THE EXERCISE:
The complete listing should be restated exactly.

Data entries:
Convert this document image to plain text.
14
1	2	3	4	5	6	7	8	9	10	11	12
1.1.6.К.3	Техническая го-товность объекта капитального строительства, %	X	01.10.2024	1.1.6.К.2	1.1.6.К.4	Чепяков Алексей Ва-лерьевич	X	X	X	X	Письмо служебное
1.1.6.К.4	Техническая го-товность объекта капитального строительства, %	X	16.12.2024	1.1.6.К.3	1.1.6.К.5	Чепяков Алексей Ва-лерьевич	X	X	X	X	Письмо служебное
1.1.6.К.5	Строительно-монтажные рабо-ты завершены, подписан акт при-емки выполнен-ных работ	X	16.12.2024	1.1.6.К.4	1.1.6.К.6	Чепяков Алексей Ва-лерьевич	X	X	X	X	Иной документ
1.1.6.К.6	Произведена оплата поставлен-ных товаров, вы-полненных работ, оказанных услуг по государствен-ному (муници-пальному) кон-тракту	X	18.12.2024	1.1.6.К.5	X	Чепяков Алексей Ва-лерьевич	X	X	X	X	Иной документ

FINAL RESULT:
Convert this document image to plain text.
14
1	2	3	4	5	6	7	8	9	10	11	12
1.1.6.К.3	Техническая го-товность объекта капитального строительства, %	X	01.10.2024	1.1.6.К.2	1.1.6.К.4	Чепяков Алексей Ва-лерьевич	X	X	X	X	Письмо служебное
1.1.6.К.4	Техническая го-товность объекта капитального строительства, %	X	16.12.2024	1.1.6.К.3	1.1.6.К.5	Чепяков Алексей Ва-лерьевич	X	X	X	X	Письмо служебное
1.1.6.К.5	Строительно-монтажные рабо-ты завершены, подписан акт при-емки выполнен-ных работ	X	16.12.2024	1.1.6.К.4	1.1.6.К.6	Чепяков Алексей Ва-лерьевич	X	X	X	X	Иной документ
1.1.6.К.6	Произведена оплата поставлен-ных товаров, вы-полненных работ, оказанных услуг по государствен-ному (муници-пальному) кон-тракту	X	18.12.2024	1.1.6.К.5	X	Чепяков Алексей Ва-лерьевич	X	X	X	X	Иной документ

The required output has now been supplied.